■ **EXERCISE PROMPT**: Your task is to transcribe all of the records exactly and leave out the pictures.

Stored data
((

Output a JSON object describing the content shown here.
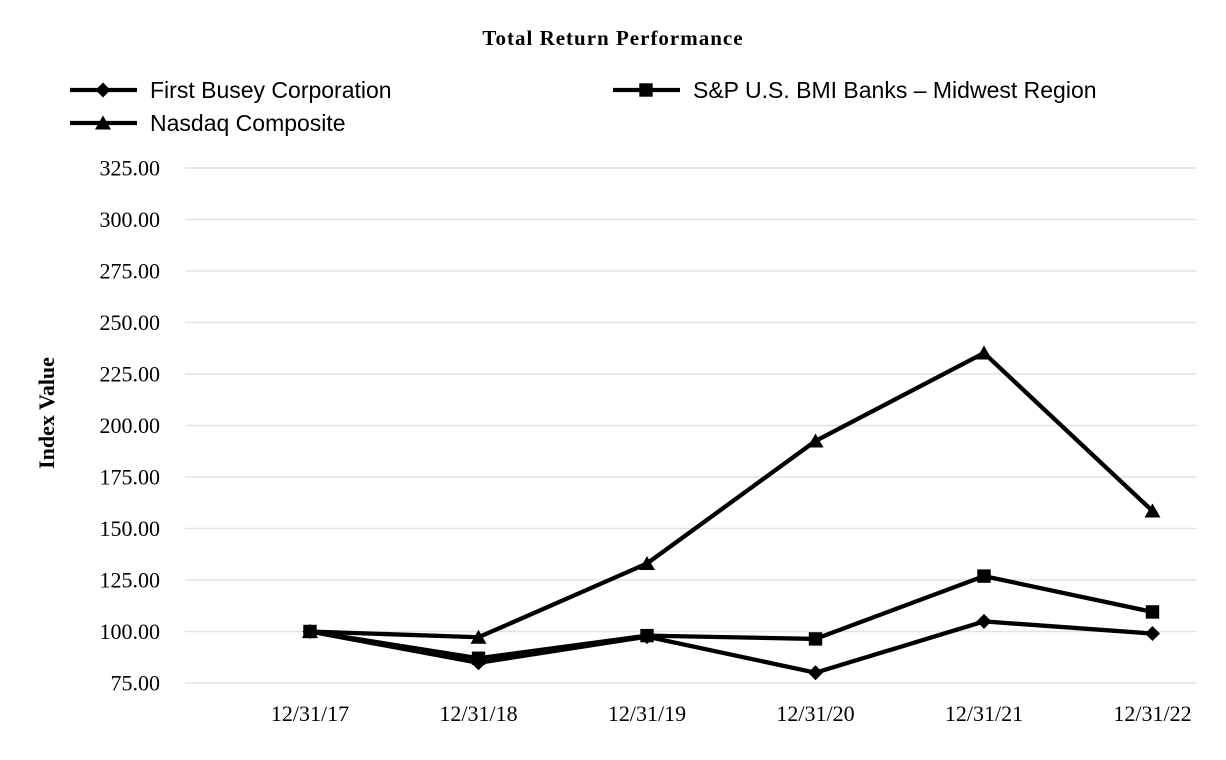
{
  "page": {
    "background": "#ffffff"
  },
  "chart_data": {
    "type": "line",
    "title": "Total Return Performance",
    "ylabel": "Index Value",
    "xlabel": "",
    "categories": [
      "12/31/17",
      "12/31/18",
      "12/31/19",
      "12/31/20",
      "12/31/21",
      "12/31/22"
    ],
    "series": [
      {
        "name": "First Busey Corporation",
        "marker": "diamond",
        "color": "#000000",
        "values": [
          100.0,
          84.8,
          97.5,
          80.0,
          104.9,
          99.0
        ]
      },
      {
        "name": "S&P U.S. BMI Banks – Midwest Region",
        "marker": "square",
        "color": "#000000",
        "values": [
          100.0,
          87.0,
          98.0,
          96.4,
          126.9,
          109.5
        ]
      },
      {
        "name": "Nasdaq Composite",
        "marker": "triangle",
        "color": "#000000",
        "values": [
          100.0,
          97.2,
          133.0,
          192.5,
          235.2,
          158.5
        ]
      }
    ],
    "y_axis": {
      "min": 75,
      "max": 325,
      "step": 25,
      "tick_format_decimals": 2
    },
    "grid": true,
    "legend_position": "top",
    "gridline_color": "#E2E2E2",
    "axis_text_color": "#000000"
  }
}
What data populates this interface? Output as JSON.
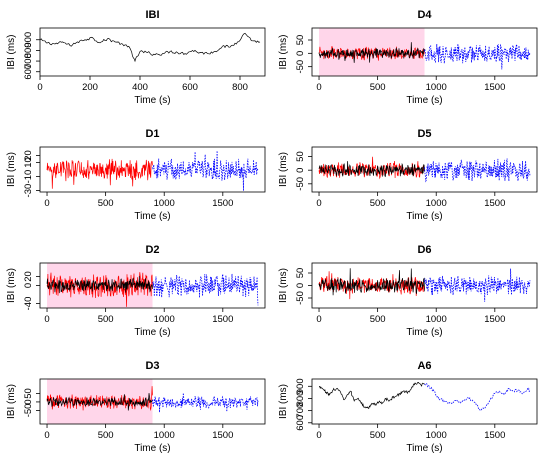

))

■ **CORRECT RESULT**:
Output a JSON object describing the content shown here.
{
  "page": {
    "background": "#ffffff"
  },
  "chart_data": {
    "type": "line",
    "title": "Total Return Performance",
    "ylabel": "Index Value",
    "xlabel": "",
    "categories": [
      "12/31/17",
      "12/31/18",
      "12/31/19",
      "12/31/20",
      "12/31/21",
      "12/31/22"
    ],
    "series": [
      {
        "name": "First Busey Corporation",
        "marker": "diamond",
        "color": "#000000",
        "values": [
          100.0,
          84.8,
          97.5,
          80.0,
          104.9,
          99.0
        ]
      },
      {
        "name": "S&P U.S. BMI Banks – Midwest Region",
        "marker": "square",
        "color": "#000000",
        "values": [
          100.0,
          87.0,
          98.0,
          96.4,
          126.9,
          109.5
        ]
      },
      {
        "name": "Nasdaq Composite",
        "marker": "triangle",
        "color": "#000000",
        "values": [
          100.0,
          97.2,
          133.0,
          192.5,
          235.2,
          158.5
        ]
      }
    ],
    "y_axis": {
      "min": 75,
      "max": 325,
      "step": 25,
      "tick_format_decimals": 2
    },
    "grid": true,
    "legend_position": "top",
    "gridline_color": "#E2E2E2",
    "axis_text_color": "#000000"
  }
}
What data populates this interface? Output as JSON.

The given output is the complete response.